======== DATA SUPPLIED
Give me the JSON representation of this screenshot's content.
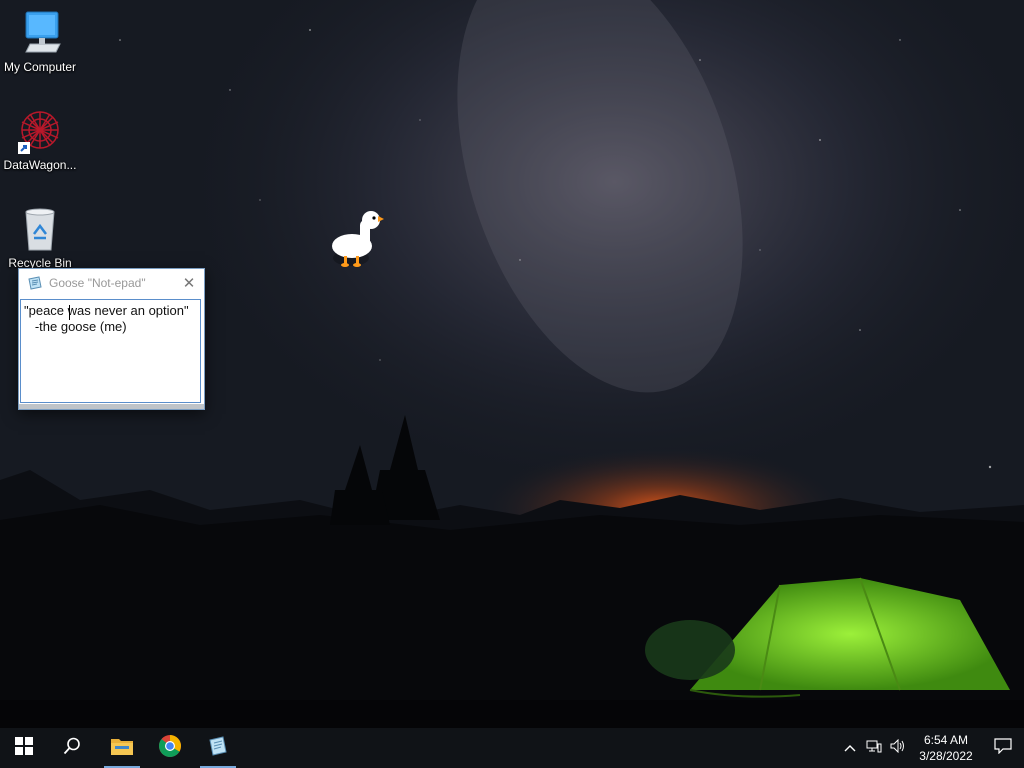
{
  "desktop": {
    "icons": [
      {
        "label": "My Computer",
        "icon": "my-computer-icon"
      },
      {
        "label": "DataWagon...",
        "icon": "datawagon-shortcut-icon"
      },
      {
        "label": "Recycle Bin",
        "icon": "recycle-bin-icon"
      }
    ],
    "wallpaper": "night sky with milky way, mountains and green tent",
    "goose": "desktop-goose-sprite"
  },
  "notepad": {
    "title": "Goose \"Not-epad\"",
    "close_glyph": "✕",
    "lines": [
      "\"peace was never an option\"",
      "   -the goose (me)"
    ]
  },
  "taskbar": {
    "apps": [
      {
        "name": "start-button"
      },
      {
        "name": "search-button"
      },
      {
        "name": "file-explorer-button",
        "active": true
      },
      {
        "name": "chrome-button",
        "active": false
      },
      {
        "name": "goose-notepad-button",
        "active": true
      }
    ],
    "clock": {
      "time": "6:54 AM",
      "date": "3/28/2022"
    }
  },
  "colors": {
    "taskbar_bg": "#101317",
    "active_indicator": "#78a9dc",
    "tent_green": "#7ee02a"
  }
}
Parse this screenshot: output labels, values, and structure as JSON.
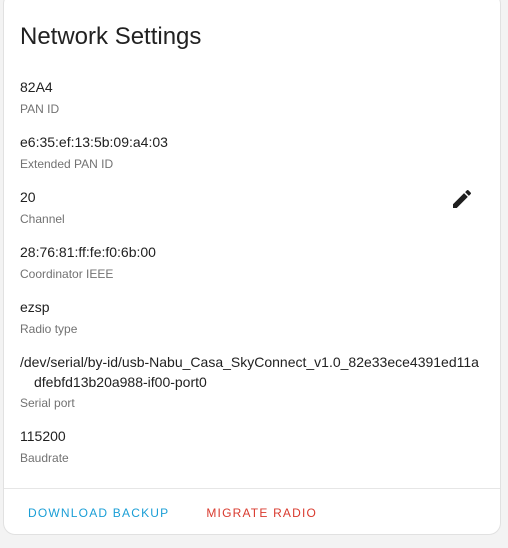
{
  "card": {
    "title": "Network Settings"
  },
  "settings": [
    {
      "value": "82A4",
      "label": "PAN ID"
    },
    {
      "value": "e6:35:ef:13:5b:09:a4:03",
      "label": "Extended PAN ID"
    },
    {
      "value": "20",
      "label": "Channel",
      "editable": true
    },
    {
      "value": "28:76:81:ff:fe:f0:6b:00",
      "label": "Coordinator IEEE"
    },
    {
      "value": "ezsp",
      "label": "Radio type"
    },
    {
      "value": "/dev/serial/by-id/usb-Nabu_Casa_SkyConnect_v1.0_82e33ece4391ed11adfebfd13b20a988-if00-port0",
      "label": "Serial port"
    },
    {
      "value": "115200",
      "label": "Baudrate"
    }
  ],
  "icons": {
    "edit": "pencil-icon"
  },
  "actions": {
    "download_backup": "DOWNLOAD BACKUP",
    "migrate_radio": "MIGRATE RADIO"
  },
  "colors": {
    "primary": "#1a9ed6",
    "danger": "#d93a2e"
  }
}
================
(WHAT YOU HAVE TO DO):
Output all of the records exactly as they appear above, but not the pictures.

(FULL ANSWER):
Give me the JSON representation of this screenshot's content.
{
  "desktop": {
    "icons": [
      {
        "label": "My Computer",
        "icon": "my-computer-icon"
      },
      {
        "label": "DataWagon...",
        "icon": "datawagon-shortcut-icon"
      },
      {
        "label": "Recycle Bin",
        "icon": "recycle-bin-icon"
      }
    ],
    "wallpaper": "night sky with milky way, mountains and green tent",
    "goose": "desktop-goose-sprite"
  },
  "notepad": {
    "title": "Goose \"Not-epad\"",
    "close_glyph": "✕",
    "lines": [
      "\"peace was never an option\"",
      "   -the goose (me)"
    ]
  },
  "taskbar": {
    "apps": [
      {
        "name": "start-button"
      },
      {
        "name": "search-button"
      },
      {
        "name": "file-explorer-button",
        "active": true
      },
      {
        "name": "chrome-button",
        "active": false
      },
      {
        "name": "goose-notepad-button",
        "active": true
      }
    ],
    "clock": {
      "time": "6:54 AM",
      "date": "3/28/2022"
    }
  },
  "colors": {
    "taskbar_bg": "#101317",
    "active_indicator": "#78a9dc",
    "tent_green": "#7ee02a"
  }
}
Parse this screenshot: output labels, values, and structure as JSON.
{
  "card": {
    "title": "Network Settings"
  },
  "settings": [
    {
      "value": "82A4",
      "label": "PAN ID"
    },
    {
      "value": "e6:35:ef:13:5b:09:a4:03",
      "label": "Extended PAN ID"
    },
    {
      "value": "20",
      "label": "Channel",
      "editable": true
    },
    {
      "value": "28:76:81:ff:fe:f0:6b:00",
      "label": "Coordinator IEEE"
    },
    {
      "value": "ezsp",
      "label": "Radio type"
    },
    {
      "value": "/dev/serial/by-id/usb-Nabu_Casa_SkyConnect_v1.0_82e33ece4391ed11adfebfd13b20a988-if00-port0",
      "label": "Serial port"
    },
    {
      "value": "115200",
      "label": "Baudrate"
    }
  ],
  "icons": {
    "edit": "pencil-icon"
  },
  "actions": {
    "download_backup": "DOWNLOAD BACKUP",
    "migrate_radio": "MIGRATE RADIO"
  },
  "colors": {
    "primary": "#1a9ed6",
    "danger": "#d93a2e"
  }
}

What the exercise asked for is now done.